**** DATASET ****
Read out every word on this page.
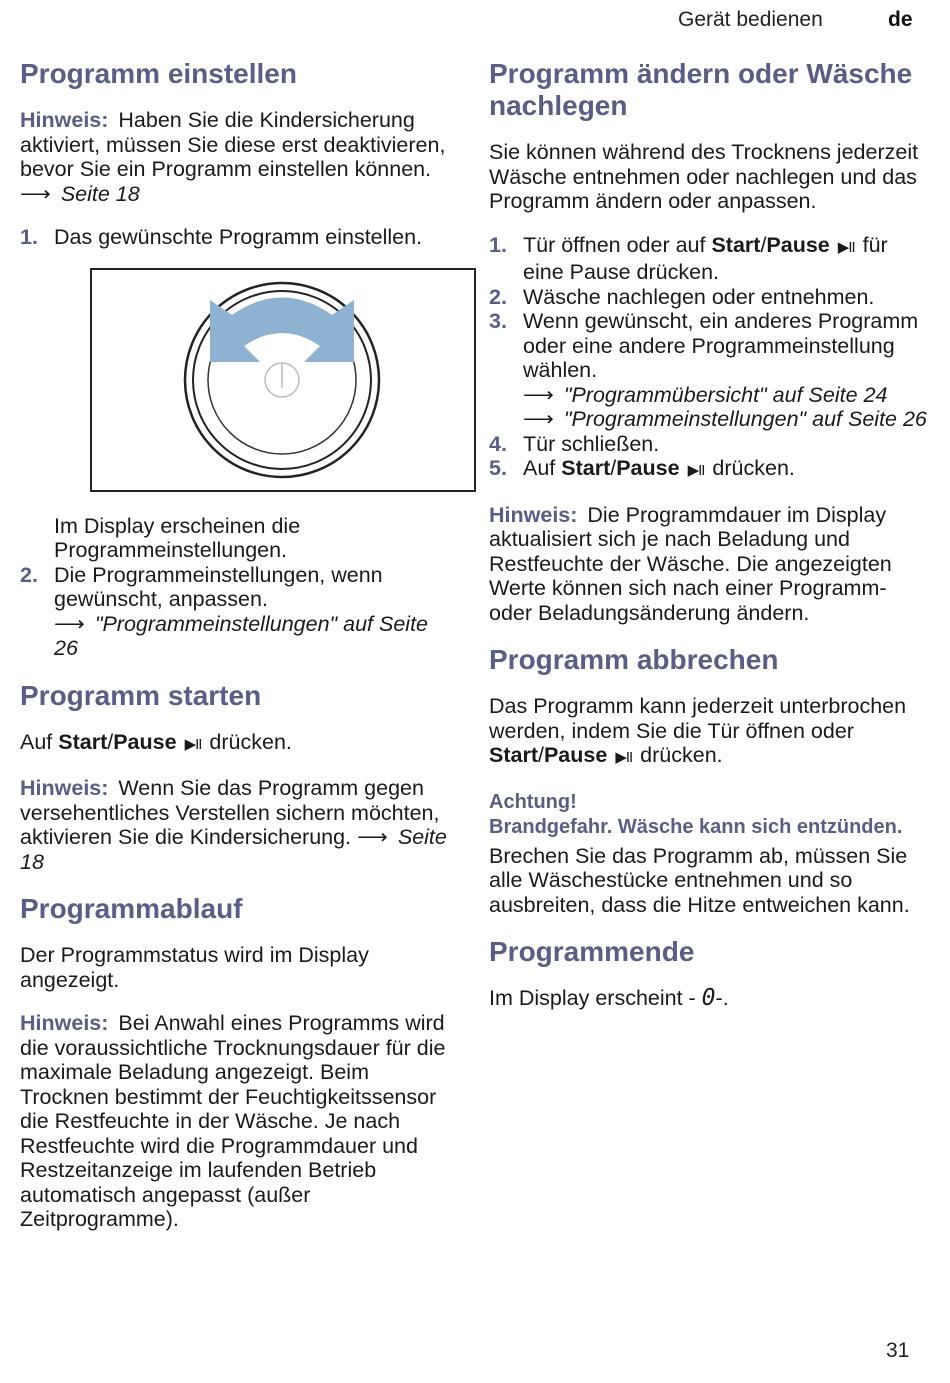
Gerät bedienen	de
Programm einstellen

Hinweis: Haben Sie die Kindersicherung aktiviert, müssen Sie diese erst deaktivieren, bevor Sie ein Programm einstellen können. ⟶ Seite 18

1. Das gewünschte Programm einstellen.
Im Display erscheinen die Programmeinstellungen.
2. Die Programmeinstellungen, wenn gewünscht, anpassen.
⟶ "Programmeinstellungen" auf Seite 26
Programm starten

Auf Start/Pause ▶II drücken.

Hinweis: Wenn Sie das Programm gegen versehentliches Verstellen sichern möchten, aktivieren Sie die Kindersicherung. ⟶ Seite 18

Programmablauf

Der Programmstatus wird im Display angezeigt.

Hinweis: Bei Anwahl eines Programms wird die voraussichtliche Trocknungsdauer für die maximale Beladung angezeigt. Beim Trocknen bestimmt der Feuchtigkeitssensor die Restfeuchte in der Wäsche. Je nach Restfeuchte wird die Programmdauer und Restzeitanzeige im laufenden Betrieb automatisch angepasst (außer Zeitprogramme).

Programm ändern oder Wäsche nachlegen

Sie können während des Trocknens jederzeit Wäsche entnehmen oder nachlegen und das Programm ändern oder anpassen.

1. Tür öffnen oder auf Start/Pause ▶II für eine Pause drücken.
2. Wäsche nachlegen oder entnehmen.
3. Wenn gewünscht, ein anderes Programm oder eine andere Programmeinstellung wählen.
⟶ "Programmübersicht" auf Seite 24
⟶ "Programmeinstellungen" auf Seite 26
4. Tür schließen.
5. Auf Start/Pause ▶II drücken.

Hinweis: Die Programmdauer im Display aktualisiert sich je nach Beladung und Restfeuchte der Wäsche. Die angezeigten Werte können sich nach einer Programm- oder Beladungsänderung ändern.

Programm abbrechen

Das Programm kann jederzeit unterbrochen werden, indem Sie die Tür öffnen oder Start/Pause ▶II drücken.

Achtung!

Brandgefahr. Wäsche kann sich entzünden.

Brechen Sie das Programm ab, müssen Sie alle Wäschestücke entnehmen und so ausbreiten, dass die Hitze entweichen kann.

Programmende

Im Display erscheint - 0-.

31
****
**DESCRIPTION OF THE TASK:**
Find each line with the string "Restfeuchte" and copy it out.

**ANSWER:**
Hinweis: Bei Anwahl eines Programms wird die voraussichtliche Trocknungsdauer für die maximale Beladung angezeigt. Beim Trocknen bestimmt der Feuchtigkeitssensor die Restfeuchte in der Wäsche. Je nach Restfeuchte wird die Programmdauer und Restzeitanzeige im laufenden Betrieb automatisch angepasst (außer Zeitprogramme).
Hinweis: Die Programmdauer im Display aktualisiert sich je nach Beladung und Restfeuchte der Wäsche. Die angezeigten Werte können sich nach einer Programm- oder Beladungsänderung ändern.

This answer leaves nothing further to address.